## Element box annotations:
________________________________________

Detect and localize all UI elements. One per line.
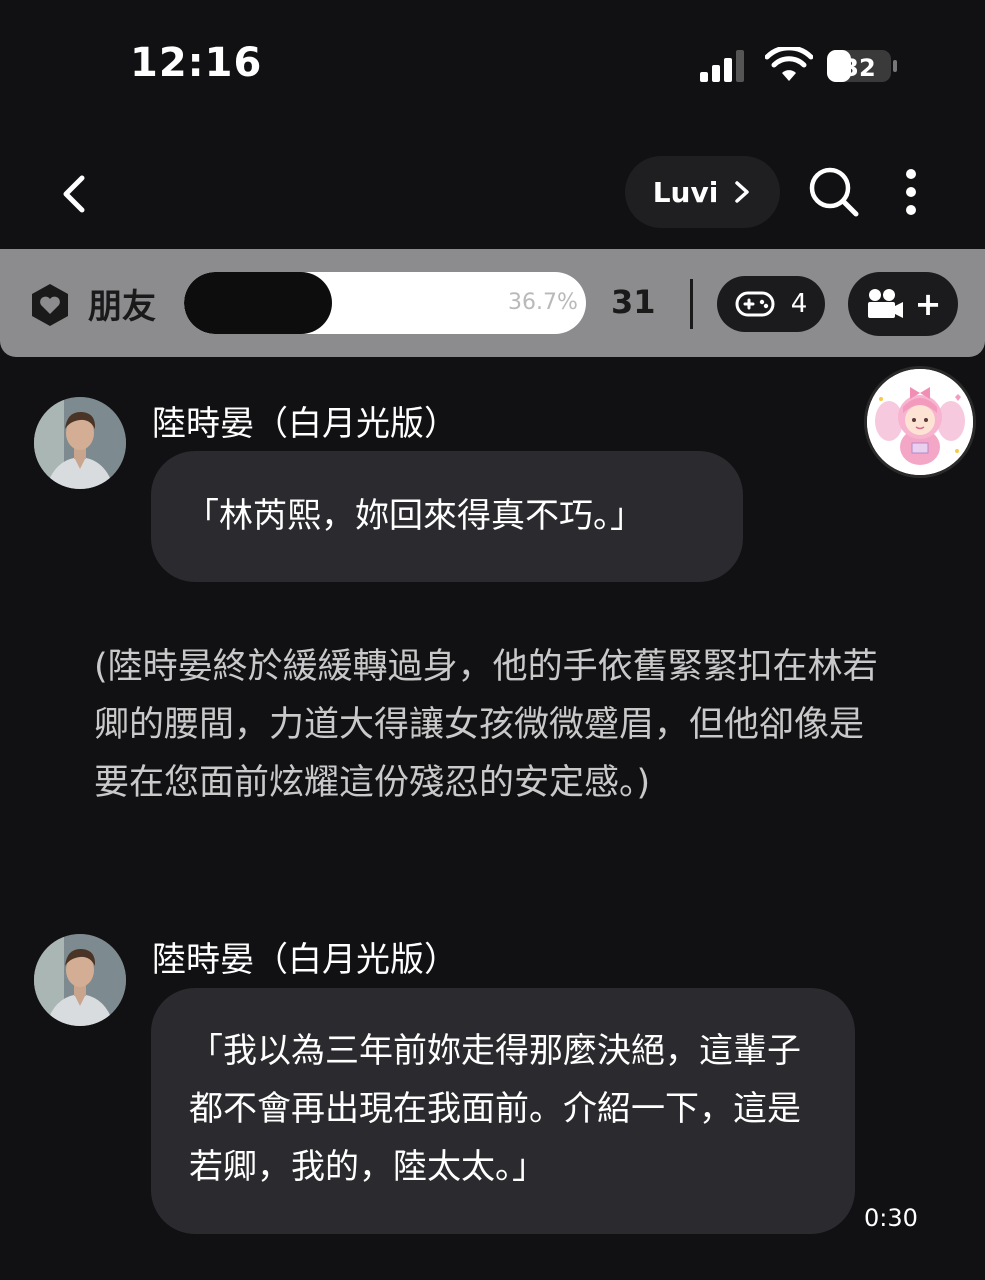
character-name: Luvi: [652, 175, 719, 209]
relationship-score: 31: [611, 283, 656, 321]
plus-icon: +: [914, 285, 942, 323]
chevron-right-icon: [735, 181, 750, 203]
game-count: 4: [790, 289, 808, 319]
message-bubble[interactable]: 「林芮熙，妳回來得真不巧。」: [151, 451, 743, 582]
battery-icon: 32: [827, 50, 897, 82]
message-text: 「我以為三年前妳走得那麼決絕，這輩子都不會再出現在我面前。介紹一下，這是若卿，我…: [189, 1031, 801, 1187]
message-text: 「林芮熙，妳回來得真不巧。」: [185, 496, 644, 536]
sender-name: 陸時晏（白月光版）: [152, 404, 458, 444]
message-bubble[interactable]: 「我以為三年前妳走得那麼決絕，這輩子都不會再出現在我面前。介紹一下，這是若卿，我…: [151, 988, 855, 1234]
character-switch-button[interactable]: Luvi: [625, 156, 780, 228]
back-arrow-icon[interactable]: [52, 170, 100, 218]
fairy-girl-icon: [867, 369, 973, 475]
character-avatar[interactable]: [34, 397, 126, 489]
wifi-icon: [765, 47, 813, 81]
game-button[interactable]: 4: [717, 276, 825, 332]
battery-level: 32: [842, 54, 875, 82]
relationship-bar: 朋友 36.7% 31 4 +: [0, 249, 985, 357]
narration-text: (陸時晏終於緩緩轉過身，他的手依舊緊緊扣在林若卿的腰間，力道大得讓女孩微微蹙眉，…: [94, 647, 878, 803]
man-portrait-icon: [34, 934, 126, 1026]
divider: [690, 279, 693, 329]
sender-name: 陸時晏（白月光版）: [152, 940, 458, 980]
gamepad-icon: [735, 291, 775, 317]
top-nav-bar: Luvi: [0, 150, 985, 240]
more-options-icon[interactable]: [896, 168, 926, 216]
movie-camera-icon: [867, 289, 903, 318]
relationship-progress-bar: 36.7%: [184, 272, 586, 334]
add-video-button[interactable]: +: [848, 272, 958, 336]
progress-fill: [184, 272, 332, 334]
status-time: 12:16: [130, 40, 263, 86]
progress-percent: 36.7%: [508, 290, 578, 315]
man-portrait-icon: [34, 397, 126, 489]
assistant-avatar-button[interactable]: [864, 366, 976, 478]
cellular-signal-icon: [700, 50, 744, 82]
search-icon[interactable]: [808, 166, 860, 218]
heart-shield-icon: [32, 284, 68, 326]
status-bar: 12:16 32: [0, 0, 985, 120]
character-avatar[interactable]: [34, 934, 126, 1026]
relationship-level-label: 朋友: [88, 287, 156, 327]
message-timestamp: 0:30: [864, 1204, 918, 1232]
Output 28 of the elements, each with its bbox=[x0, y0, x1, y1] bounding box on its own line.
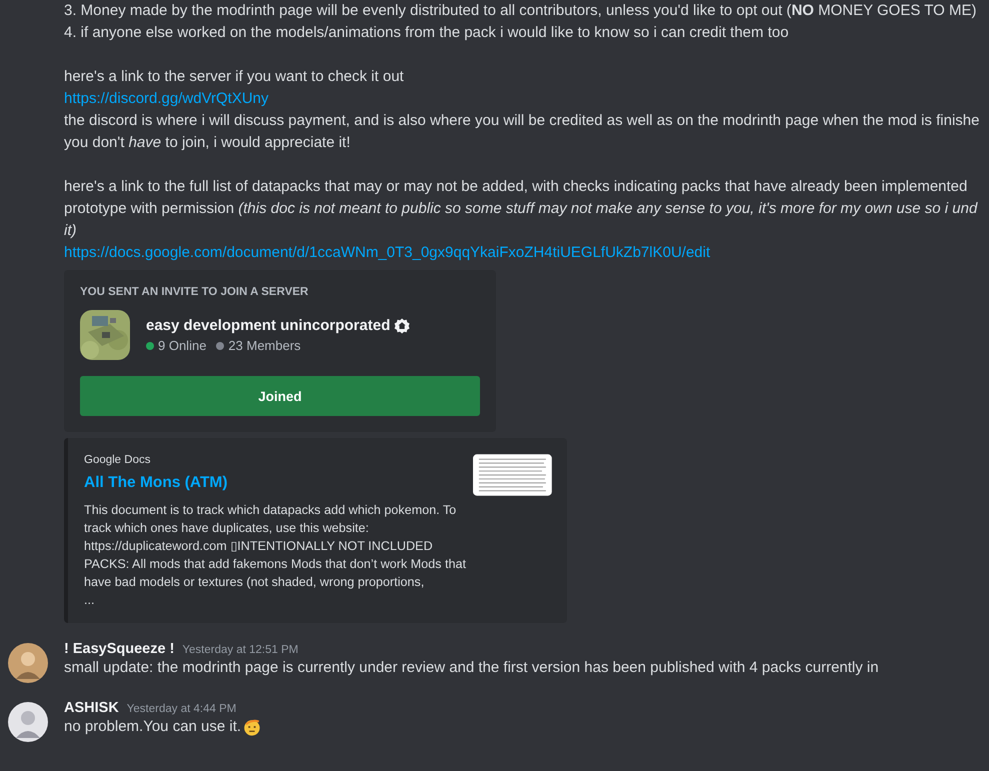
message-text: no problem.You can use it. bbox=[64, 717, 242, 737]
ellipsis-text: ... bbox=[84, 592, 96, 609]
message-text: 4. if anyone else worked on the models/animations from the pack i would like to know so i can credit them too bbox=[64, 24, 789, 41]
timestamp: Yesterday at 4:44 PM bbox=[126, 703, 236, 715]
username[interactable]: ! EasySqueeze ! bbox=[64, 641, 174, 657]
joined-button[interactable]: Joined bbox=[80, 376, 480, 416]
server-name: easy development unincorporated bbox=[146, 317, 390, 334]
username[interactable]: ASHISK bbox=[64, 700, 119, 716]
embed-title-link[interactable]: All The Mons (ATM) bbox=[84, 474, 474, 492]
message-text: you don't have to join, i would appreciate it! bbox=[64, 134, 350, 151]
message-text: the discord is where i will discuss payment, and is also where you will be credited as well as on the modrinth page when the mod is finishe bbox=[64, 112, 980, 129]
message-text: small update: the modrinth page is currently under review and the first version has been published with 4 packs currently in bbox=[64, 658, 879, 678]
member-count: 9 Online bbox=[158, 338, 206, 353]
embed-description: This document is to track which datapacks add which pokemon. To track which ones have duplicates, use this website: https://duplicateword.com ▯INTENTIONALLY NOT INCLUDED PACKS: All mods that add fakemons Mods that don’t work Mods that have bad models or textures (not shaded, wrong proportions, bbox=[84, 502, 467, 591]
link[interactable]: https://docs.google.com/document/d/1ccaWNm_0T3_0gx9qqYkaiFxoZH4tiUEGLfUkZb7lK0U/edit bbox=[64, 244, 710, 261]
embed-provider: Google Docs bbox=[84, 454, 152, 466]
avatar[interactable] bbox=[8, 702, 48, 742]
message-text: prototype with permission (this doc is not meant to public so some stuff may not make any sense to you, it's more for my own use so i und bbox=[64, 200, 978, 217]
link[interactable]: https://discord.gg/wdVrQtXUny bbox=[64, 90, 269, 107]
member-count: 23 Members bbox=[228, 338, 301, 353]
timestamp: Yesterday at 12:51 PM bbox=[182, 644, 298, 656]
avatar[interactable] bbox=[8, 643, 48, 683]
message-text: here's a link to the server if you want to check it out bbox=[64, 68, 404, 85]
message-text: it) bbox=[64, 222, 76, 239]
home-badge-icon bbox=[394, 318, 410, 334]
message-text: 3. Money made by the modrinth page will be evenly distributed to all contributors, unless you'd like to opt out (NO MONEY GOES TO ME) bbox=[64, 2, 976, 19]
message-text: here's a link to the full list of datapacks that may or may not be added, with checks indicating packs that have already been implemented bbox=[64, 178, 968, 195]
invite-heading: YOU SENT AN INVITE TO JOIN A SERVER bbox=[80, 286, 310, 298]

________________________________________

## EXERCISE TASK:
Write out the stretch of the data from the line containing "message-text: no problem.You" through the line containing "message-text: you don't", copying each line exactly as it appears.

## RESULT FOR THIS TASK:
message-text: no problem.You can use it. bbox=[64, 717, 242, 737]
ellipsis-text: ... bbox=[84, 592, 96, 609]
message-text: 4. if anyone else worked on the models/animations from the pack i would like to know so i can credit them too bbox=[64, 24, 789, 41]
timestamp: Yesterday at 4:44 PM bbox=[126, 703, 236, 715]
username[interactable]: ! EasySqueeze ! bbox=[64, 641, 174, 657]
joined-button[interactable]: Joined bbox=[80, 376, 480, 416]
server-name: easy development unincorporated bbox=[146, 317, 390, 334]
username[interactable]: ASHISK bbox=[64, 700, 119, 716]
embed-title-link[interactable]: All The Mons (ATM) bbox=[84, 474, 474, 492]
message-text: you don't have to join, i would appreciate it! bbox=[64, 134, 350, 151]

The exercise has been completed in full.